## What you should do
Look through the data below and return each line where "always" appears.

(Dataset items)

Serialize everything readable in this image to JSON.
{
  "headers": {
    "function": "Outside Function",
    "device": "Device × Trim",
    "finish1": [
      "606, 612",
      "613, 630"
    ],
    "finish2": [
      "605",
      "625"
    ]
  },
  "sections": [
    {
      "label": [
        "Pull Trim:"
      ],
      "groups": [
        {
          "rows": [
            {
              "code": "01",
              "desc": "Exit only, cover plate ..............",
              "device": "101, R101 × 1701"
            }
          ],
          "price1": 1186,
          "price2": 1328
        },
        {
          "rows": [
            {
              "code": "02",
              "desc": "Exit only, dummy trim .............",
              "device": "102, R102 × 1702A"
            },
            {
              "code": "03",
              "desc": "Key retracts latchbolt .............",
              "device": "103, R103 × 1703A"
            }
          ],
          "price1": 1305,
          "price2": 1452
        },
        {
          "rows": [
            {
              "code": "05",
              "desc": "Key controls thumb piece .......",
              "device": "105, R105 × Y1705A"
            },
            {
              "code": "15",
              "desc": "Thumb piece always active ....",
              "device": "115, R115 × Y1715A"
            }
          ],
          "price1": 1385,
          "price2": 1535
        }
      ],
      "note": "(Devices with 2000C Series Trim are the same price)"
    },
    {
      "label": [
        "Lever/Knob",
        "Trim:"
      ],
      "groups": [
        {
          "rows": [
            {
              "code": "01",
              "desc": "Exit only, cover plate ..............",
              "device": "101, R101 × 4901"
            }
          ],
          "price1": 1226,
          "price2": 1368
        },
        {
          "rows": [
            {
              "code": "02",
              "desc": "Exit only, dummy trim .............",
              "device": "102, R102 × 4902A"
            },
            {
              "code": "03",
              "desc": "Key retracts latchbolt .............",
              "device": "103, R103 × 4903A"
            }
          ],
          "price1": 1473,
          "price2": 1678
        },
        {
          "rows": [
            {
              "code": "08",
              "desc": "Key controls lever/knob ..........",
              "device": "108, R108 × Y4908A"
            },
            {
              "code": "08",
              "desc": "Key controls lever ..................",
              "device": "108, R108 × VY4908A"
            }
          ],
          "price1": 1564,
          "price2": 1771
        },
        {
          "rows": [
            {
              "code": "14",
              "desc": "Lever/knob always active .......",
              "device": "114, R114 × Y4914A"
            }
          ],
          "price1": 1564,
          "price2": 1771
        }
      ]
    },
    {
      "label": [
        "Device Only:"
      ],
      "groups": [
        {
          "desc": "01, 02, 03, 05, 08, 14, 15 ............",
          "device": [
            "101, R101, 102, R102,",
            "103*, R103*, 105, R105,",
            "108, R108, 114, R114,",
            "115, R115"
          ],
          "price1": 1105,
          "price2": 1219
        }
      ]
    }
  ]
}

## Written solution
              "desc": "Thumb piece always active ....",
              "desc": "Lever/knob always active .......",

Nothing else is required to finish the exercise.